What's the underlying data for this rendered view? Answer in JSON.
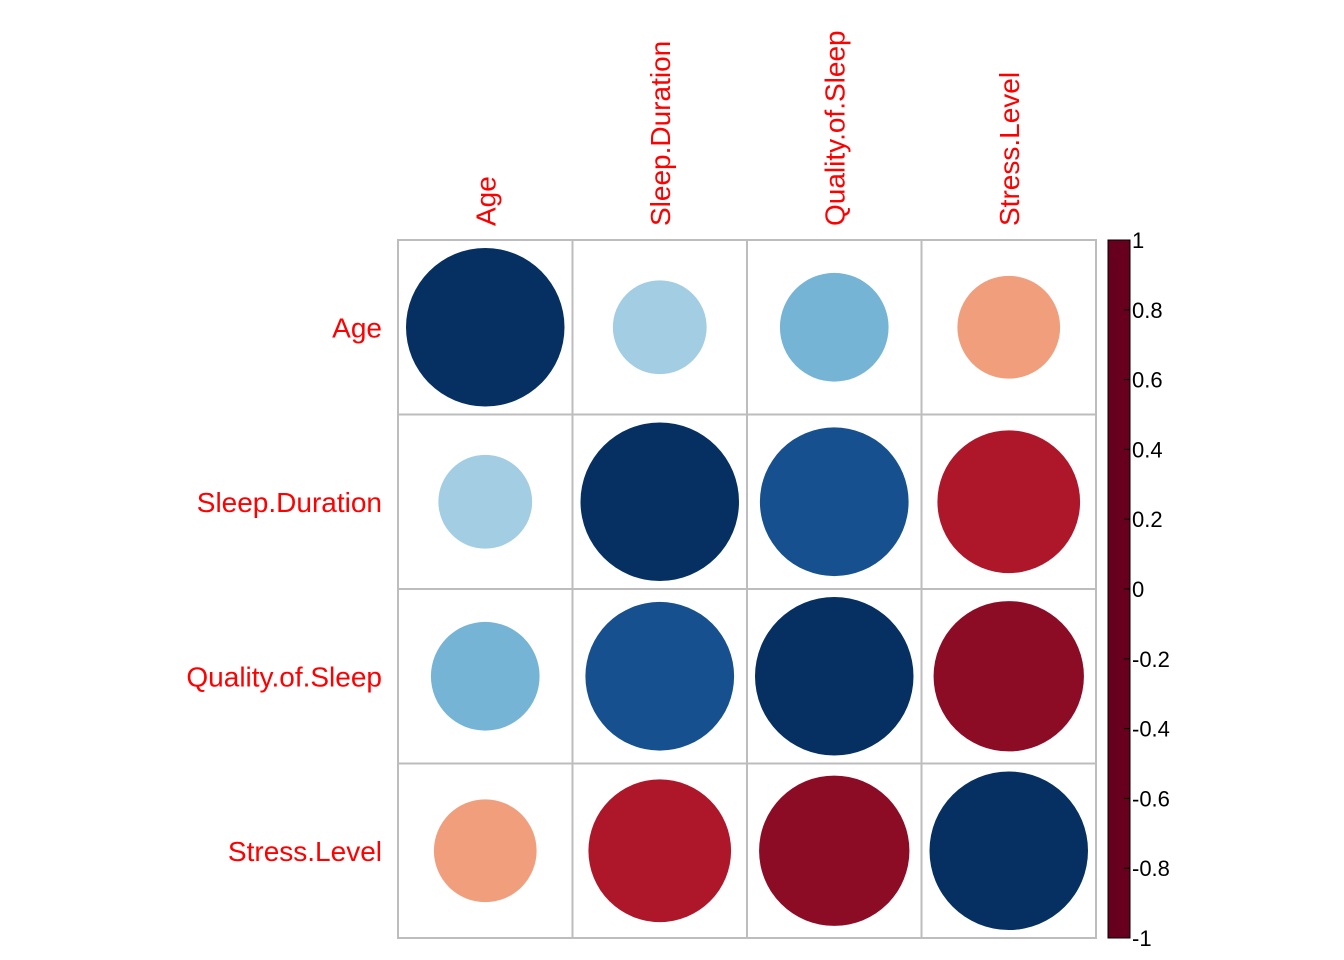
{
  "chart_data": {
    "type": "heatmap",
    "style": "circle correlation matrix",
    "variables": [
      "Age",
      "Sleep.Duration",
      "Quality.of.Sleep",
      "Stress.Level"
    ],
    "matrix": [
      [
        1.0,
        0.35,
        0.47,
        -0.42
      ],
      [
        0.35,
        1.0,
        0.88,
        -0.81
      ],
      [
        0.47,
        0.88,
        1.0,
        -0.9
      ],
      [
        -0.42,
        -0.81,
        -0.9,
        1.0
      ]
    ],
    "colorbar": {
      "ticks": [
        "1",
        "0.8",
        "0.6",
        "0.4",
        "0.2",
        "0",
        "-0.2",
        "-0.4",
        "-0.6",
        "-0.8",
        "-1"
      ],
      "range": [
        -1,
        1
      ]
    },
    "label_color": "#ff0000",
    "palette": [
      "#67001f",
      "#b2182b",
      "#d6604d",
      "#f4a582",
      "#fddbc7",
      "#ffffff",
      "#d1e5f0",
      "#92c5de",
      "#4393c3",
      "#2166ac",
      "#053061"
    ]
  }
}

**Problem statement:**
Every record is to be reproduced exactly, with no pictures included.

**The reply:**
What's the underlying data for this rendered view? Answer in JSON.
{
  "chart_data": {
    "type": "heatmap",
    "style": "circle correlation matrix",
    "variables": [
      "Age",
      "Sleep.Duration",
      "Quality.of.Sleep",
      "Stress.Level"
    ],
    "matrix": [
      [
        1.0,
        0.35,
        0.47,
        -0.42
      ],
      [
        0.35,
        1.0,
        0.88,
        -0.81
      ],
      [
        0.47,
        0.88,
        1.0,
        -0.9
      ],
      [
        -0.42,
        -0.81,
        -0.9,
        1.0
      ]
    ],
    "colorbar": {
      "ticks": [
        "1",
        "0.8",
        "0.6",
        "0.4",
        "0.2",
        "0",
        "-0.2",
        "-0.4",
        "-0.6",
        "-0.8",
        "-1"
      ],
      "range": [
        -1,
        1
      ]
    },
    "label_color": "#ff0000",
    "palette": [
      "#67001f",
      "#b2182b",
      "#d6604d",
      "#f4a582",
      "#fddbc7",
      "#ffffff",
      "#d1e5f0",
      "#92c5de",
      "#4393c3",
      "#2166ac",
      "#053061"
    ]
  }
}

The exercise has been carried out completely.